Data in this exercise:
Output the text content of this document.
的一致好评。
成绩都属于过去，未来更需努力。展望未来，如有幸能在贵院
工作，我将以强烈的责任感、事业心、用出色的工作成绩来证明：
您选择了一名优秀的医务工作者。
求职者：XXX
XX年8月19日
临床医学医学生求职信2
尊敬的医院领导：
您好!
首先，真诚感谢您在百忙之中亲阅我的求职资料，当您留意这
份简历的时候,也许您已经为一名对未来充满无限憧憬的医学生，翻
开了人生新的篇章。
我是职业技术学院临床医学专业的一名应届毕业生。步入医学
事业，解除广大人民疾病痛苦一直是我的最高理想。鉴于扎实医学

Task directions: Reproduce each entry exactly, leaving out nothing.

Written reply:
Output the text content of this document.
的一致好评。
成绩都属于过去，未来更需努力。展望未来，如有幸能在贵院
工作，我将以强烈的责任感、事业心、用出色的工作成绩来证明：
您选择了一名优秀的医务工作者。
求职者：XXX
XX年8月19日
临床医学医学生求职信2
尊敬的医院领导：
您好!
首先，真诚感谢您在百忙之中亲阅我的求职资料，当您留意这
份简历的时候,也许您已经为一名对未来充满无限憧憬的医学生，翻
开了人生新的篇章。
我是职业技术学院临床医学专业的一名应届毕业生。步入医学
事业，解除广大人民疾病痛苦一直是我的最高理想。鉴于扎实医学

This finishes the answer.